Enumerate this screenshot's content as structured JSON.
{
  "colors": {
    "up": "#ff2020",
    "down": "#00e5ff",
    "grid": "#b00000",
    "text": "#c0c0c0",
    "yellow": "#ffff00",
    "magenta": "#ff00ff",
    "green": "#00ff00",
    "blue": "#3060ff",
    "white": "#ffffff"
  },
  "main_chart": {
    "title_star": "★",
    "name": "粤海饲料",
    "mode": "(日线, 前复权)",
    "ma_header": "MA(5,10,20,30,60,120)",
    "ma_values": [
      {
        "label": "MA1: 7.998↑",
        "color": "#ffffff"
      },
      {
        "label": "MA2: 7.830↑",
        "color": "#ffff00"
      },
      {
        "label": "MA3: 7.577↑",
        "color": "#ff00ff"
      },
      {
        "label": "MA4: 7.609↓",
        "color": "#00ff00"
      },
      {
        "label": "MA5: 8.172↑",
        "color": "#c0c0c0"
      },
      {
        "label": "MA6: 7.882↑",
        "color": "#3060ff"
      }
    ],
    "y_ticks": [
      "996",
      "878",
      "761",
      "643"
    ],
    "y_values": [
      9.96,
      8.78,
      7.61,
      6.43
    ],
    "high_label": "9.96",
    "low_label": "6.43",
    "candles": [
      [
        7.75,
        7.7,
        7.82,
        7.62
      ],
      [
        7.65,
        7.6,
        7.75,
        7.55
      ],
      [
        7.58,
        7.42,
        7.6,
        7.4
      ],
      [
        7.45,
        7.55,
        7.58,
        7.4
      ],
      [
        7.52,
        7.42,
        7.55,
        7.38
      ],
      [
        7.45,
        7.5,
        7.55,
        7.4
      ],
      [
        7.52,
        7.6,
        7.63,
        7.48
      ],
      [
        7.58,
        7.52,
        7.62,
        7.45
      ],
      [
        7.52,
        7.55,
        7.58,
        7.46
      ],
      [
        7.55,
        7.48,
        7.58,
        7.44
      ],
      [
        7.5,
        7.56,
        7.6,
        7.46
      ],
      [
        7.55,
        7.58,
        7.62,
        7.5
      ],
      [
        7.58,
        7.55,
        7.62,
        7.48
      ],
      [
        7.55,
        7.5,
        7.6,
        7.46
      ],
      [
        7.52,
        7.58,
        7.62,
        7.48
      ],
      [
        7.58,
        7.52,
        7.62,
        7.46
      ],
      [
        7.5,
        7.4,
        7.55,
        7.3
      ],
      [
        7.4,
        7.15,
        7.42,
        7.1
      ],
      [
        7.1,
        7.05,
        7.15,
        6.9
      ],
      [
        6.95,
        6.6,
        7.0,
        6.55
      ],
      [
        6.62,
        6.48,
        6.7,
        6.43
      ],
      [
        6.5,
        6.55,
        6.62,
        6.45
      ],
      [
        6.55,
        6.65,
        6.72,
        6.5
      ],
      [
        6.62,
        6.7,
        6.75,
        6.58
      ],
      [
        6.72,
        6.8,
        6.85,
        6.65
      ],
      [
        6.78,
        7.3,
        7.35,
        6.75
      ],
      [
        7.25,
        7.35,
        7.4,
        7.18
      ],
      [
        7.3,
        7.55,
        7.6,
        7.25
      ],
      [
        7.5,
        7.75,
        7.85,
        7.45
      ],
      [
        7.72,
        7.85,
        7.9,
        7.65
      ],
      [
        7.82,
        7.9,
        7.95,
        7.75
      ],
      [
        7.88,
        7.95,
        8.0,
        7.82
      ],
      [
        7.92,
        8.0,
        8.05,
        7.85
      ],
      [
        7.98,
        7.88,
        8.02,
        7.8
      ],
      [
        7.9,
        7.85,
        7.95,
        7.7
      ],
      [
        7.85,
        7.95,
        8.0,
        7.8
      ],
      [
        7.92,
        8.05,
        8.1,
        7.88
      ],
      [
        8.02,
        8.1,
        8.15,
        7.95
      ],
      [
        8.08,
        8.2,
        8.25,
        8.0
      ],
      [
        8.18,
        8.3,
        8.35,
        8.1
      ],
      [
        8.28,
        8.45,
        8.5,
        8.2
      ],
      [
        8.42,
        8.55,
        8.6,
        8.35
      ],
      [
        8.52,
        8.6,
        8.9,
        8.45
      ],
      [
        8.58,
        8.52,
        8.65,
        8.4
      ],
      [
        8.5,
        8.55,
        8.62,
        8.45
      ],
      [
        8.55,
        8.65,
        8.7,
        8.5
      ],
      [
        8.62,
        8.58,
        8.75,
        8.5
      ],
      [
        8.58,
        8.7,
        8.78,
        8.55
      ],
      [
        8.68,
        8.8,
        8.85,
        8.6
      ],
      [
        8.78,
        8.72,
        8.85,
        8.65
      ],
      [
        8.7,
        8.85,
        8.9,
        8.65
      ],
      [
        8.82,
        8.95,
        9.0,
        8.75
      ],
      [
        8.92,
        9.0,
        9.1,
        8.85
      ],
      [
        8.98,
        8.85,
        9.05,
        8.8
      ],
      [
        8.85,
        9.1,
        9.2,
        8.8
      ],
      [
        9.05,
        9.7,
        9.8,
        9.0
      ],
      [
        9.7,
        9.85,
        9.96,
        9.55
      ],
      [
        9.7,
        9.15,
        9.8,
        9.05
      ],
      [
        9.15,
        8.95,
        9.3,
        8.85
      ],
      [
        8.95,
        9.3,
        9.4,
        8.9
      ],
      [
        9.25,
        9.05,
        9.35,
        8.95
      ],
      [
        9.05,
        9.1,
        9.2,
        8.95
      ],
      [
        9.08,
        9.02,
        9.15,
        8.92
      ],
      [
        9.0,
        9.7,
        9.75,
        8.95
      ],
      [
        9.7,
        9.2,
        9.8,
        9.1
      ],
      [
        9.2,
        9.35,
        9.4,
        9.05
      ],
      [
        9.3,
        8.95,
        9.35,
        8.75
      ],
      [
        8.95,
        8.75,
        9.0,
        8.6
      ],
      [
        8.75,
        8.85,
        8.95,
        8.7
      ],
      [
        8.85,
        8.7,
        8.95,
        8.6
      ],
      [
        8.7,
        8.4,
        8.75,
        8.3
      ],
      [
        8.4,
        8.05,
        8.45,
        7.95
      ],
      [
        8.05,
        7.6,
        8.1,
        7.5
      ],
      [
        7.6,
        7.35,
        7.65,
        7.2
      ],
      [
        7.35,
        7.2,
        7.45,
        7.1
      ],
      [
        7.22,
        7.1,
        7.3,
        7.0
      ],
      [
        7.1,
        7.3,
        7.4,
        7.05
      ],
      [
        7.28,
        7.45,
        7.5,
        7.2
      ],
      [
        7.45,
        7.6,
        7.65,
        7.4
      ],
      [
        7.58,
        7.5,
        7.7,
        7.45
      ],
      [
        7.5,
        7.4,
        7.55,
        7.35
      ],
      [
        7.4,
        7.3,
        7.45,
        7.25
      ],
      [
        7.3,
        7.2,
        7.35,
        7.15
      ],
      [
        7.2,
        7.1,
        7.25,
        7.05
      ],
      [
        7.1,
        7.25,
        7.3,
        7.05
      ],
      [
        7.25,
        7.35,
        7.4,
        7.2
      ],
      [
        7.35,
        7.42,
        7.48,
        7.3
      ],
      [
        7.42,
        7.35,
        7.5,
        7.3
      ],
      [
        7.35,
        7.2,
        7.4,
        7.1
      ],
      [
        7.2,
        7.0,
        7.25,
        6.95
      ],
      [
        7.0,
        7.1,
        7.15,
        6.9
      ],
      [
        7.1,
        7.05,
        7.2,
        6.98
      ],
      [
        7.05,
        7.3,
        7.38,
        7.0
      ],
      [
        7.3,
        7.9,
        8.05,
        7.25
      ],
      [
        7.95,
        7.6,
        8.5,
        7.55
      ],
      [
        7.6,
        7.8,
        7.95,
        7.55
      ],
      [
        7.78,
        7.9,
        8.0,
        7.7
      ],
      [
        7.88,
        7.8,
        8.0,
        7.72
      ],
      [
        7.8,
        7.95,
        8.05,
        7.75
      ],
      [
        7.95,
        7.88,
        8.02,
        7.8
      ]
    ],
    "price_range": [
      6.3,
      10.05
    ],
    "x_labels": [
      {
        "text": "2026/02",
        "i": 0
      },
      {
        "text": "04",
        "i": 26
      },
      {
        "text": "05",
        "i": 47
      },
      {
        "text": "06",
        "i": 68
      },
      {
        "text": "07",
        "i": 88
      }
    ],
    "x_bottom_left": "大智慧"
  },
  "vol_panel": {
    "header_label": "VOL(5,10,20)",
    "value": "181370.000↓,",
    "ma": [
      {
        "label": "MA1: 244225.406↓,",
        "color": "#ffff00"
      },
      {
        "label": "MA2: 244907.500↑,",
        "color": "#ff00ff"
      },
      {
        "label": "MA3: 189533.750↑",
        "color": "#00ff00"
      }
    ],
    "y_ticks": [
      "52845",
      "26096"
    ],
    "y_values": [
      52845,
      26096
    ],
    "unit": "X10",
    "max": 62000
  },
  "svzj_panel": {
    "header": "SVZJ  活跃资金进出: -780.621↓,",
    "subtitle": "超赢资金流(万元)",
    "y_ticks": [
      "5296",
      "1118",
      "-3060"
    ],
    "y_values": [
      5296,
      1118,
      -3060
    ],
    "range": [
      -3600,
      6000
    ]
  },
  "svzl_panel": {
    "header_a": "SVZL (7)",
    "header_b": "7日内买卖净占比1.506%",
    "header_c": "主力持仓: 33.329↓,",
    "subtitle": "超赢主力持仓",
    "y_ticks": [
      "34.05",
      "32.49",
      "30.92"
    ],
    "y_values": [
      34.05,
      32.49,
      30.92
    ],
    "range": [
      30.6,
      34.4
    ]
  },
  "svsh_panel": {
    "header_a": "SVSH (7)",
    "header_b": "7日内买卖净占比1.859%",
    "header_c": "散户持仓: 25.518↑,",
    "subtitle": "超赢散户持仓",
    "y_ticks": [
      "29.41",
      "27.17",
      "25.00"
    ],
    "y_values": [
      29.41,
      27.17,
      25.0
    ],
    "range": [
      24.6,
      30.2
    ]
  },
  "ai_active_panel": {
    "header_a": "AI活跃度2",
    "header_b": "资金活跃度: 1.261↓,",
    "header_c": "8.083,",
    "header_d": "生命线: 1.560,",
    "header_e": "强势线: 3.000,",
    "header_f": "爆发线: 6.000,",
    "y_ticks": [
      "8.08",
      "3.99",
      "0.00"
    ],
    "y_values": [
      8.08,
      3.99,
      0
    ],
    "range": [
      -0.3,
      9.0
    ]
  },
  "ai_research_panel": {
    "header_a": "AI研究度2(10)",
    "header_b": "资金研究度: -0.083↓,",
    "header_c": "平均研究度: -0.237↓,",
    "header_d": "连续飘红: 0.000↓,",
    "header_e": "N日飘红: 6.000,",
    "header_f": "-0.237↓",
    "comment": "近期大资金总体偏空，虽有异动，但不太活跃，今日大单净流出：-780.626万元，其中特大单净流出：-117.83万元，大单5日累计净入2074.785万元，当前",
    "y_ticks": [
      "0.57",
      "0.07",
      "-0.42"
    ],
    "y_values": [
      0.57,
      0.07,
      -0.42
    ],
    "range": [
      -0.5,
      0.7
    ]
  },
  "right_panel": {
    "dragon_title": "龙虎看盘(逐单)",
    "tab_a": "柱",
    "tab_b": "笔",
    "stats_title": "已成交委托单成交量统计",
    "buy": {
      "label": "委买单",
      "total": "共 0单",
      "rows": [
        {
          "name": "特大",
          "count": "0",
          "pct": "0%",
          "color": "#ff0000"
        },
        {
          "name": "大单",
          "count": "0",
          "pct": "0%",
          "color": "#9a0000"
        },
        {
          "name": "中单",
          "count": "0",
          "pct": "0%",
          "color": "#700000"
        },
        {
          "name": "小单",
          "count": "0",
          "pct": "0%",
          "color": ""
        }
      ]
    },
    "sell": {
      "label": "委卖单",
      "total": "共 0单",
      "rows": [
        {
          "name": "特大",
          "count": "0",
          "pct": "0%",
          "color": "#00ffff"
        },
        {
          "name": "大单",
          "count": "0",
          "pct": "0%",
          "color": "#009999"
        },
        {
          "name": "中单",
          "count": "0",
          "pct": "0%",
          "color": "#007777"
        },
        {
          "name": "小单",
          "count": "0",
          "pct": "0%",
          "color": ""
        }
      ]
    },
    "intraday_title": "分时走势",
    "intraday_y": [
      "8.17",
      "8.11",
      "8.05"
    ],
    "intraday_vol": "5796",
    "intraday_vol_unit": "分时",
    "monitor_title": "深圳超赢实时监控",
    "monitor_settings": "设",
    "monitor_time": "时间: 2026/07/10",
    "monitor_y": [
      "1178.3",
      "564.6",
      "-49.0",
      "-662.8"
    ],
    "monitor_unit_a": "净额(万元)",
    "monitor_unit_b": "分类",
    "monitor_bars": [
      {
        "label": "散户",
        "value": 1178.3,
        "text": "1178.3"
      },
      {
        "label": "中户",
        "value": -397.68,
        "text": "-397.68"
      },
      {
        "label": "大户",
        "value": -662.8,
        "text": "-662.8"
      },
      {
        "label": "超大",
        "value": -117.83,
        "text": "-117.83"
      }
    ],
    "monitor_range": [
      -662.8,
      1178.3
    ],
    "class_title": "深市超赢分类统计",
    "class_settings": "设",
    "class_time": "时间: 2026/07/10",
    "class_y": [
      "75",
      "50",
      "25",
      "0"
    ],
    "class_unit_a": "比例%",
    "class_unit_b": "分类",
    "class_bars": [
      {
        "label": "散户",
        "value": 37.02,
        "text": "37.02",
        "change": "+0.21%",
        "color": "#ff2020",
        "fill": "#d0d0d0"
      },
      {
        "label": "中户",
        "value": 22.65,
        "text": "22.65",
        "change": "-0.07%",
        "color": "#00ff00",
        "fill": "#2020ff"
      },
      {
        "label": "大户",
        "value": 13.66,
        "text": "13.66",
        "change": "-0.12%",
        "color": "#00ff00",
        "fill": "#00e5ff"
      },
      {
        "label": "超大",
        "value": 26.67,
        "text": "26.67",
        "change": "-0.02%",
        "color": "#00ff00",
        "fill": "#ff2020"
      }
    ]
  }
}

__________________________________________________

* GIVEN REQUEST
Find how many lines in the listing contain the word "fill" and give that count alone.

* ANSWER IN FULL
4